■ The problem ■
Determine which lines of the records include the word "તલસર", and copy them.

____ Supplied information

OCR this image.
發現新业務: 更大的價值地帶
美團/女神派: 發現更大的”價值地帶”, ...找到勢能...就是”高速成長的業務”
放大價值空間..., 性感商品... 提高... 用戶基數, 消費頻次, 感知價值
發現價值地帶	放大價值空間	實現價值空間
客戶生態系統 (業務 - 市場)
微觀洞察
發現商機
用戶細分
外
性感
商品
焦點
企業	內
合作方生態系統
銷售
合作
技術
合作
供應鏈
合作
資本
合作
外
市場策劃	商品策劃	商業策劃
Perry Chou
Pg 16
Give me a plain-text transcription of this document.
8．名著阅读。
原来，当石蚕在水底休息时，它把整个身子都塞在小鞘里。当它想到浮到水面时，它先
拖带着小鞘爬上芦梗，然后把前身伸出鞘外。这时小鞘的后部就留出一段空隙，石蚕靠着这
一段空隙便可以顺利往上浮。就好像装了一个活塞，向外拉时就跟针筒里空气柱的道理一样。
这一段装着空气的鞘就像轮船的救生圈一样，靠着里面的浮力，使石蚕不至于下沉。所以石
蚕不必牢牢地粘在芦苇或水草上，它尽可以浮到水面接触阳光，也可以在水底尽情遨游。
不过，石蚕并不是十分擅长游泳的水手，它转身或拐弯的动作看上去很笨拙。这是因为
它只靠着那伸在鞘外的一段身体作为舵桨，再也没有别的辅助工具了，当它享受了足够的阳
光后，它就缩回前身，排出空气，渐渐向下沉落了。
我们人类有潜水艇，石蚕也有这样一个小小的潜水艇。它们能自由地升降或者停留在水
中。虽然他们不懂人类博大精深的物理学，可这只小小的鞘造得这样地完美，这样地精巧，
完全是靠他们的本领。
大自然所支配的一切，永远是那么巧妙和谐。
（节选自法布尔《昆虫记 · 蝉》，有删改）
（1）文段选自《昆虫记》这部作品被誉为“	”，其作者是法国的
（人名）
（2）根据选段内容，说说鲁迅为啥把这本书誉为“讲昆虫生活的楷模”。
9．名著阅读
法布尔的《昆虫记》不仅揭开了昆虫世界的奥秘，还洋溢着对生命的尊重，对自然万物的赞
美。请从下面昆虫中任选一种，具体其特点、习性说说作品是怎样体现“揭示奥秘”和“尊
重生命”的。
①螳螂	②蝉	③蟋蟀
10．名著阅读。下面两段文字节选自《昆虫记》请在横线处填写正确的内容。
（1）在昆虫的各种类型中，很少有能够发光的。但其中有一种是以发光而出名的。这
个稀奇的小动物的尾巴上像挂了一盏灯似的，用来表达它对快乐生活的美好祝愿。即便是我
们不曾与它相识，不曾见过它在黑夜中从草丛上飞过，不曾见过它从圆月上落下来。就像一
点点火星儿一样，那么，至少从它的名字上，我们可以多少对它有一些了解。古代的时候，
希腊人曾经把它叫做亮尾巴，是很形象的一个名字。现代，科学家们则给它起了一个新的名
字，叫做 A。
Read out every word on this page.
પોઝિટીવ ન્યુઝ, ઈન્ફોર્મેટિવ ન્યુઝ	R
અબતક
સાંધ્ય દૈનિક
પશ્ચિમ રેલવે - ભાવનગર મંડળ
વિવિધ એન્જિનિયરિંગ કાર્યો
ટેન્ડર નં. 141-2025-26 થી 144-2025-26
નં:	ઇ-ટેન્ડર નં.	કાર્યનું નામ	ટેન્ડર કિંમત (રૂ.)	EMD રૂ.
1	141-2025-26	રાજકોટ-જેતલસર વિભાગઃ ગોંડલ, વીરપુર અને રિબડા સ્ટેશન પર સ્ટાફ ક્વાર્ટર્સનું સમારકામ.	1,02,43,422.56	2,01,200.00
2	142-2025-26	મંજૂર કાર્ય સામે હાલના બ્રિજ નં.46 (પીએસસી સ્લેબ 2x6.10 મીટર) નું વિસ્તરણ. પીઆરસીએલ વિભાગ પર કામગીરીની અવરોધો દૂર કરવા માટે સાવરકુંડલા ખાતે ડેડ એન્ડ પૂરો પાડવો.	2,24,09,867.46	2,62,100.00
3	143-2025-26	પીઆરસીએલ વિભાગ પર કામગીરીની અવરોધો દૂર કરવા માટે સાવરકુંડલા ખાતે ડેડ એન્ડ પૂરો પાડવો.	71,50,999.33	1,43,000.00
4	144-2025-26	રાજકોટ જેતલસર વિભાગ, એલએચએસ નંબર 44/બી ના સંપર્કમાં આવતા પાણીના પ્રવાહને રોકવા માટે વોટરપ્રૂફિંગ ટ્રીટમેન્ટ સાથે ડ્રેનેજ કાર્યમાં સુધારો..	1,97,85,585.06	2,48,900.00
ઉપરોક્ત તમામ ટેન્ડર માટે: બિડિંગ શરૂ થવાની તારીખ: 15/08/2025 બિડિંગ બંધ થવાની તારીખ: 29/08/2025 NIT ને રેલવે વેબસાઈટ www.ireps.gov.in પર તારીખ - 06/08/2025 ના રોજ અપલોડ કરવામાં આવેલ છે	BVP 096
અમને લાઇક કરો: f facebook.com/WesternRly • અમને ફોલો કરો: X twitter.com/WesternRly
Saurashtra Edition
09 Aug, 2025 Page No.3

________

■ Reply ■
1	141-2025-26	રાજકોટ-જેતલસર વિભાગઃ ગોંડલ, વીરપુર અને રિબડા સ્ટેશન પર સ્ટાફ ક્વાર્ટર્સનું સમારકામ.	1,02,43,422.56	2,01,200.00
4	144-2025-26	રાજકોટ જેતલસર વિભાગ, એલએચએસ નંબર 44/બી ના સંપર્કમાં આવતા પાણીના પ્રવાહને રોકવા માટે વોટરપ્રૂફિંગ ટ્રીટમેન્ટ સાથે ડ્રેનેજ કાર્યમાં સુધારો..	1,97,85,585.06	2,48,900.00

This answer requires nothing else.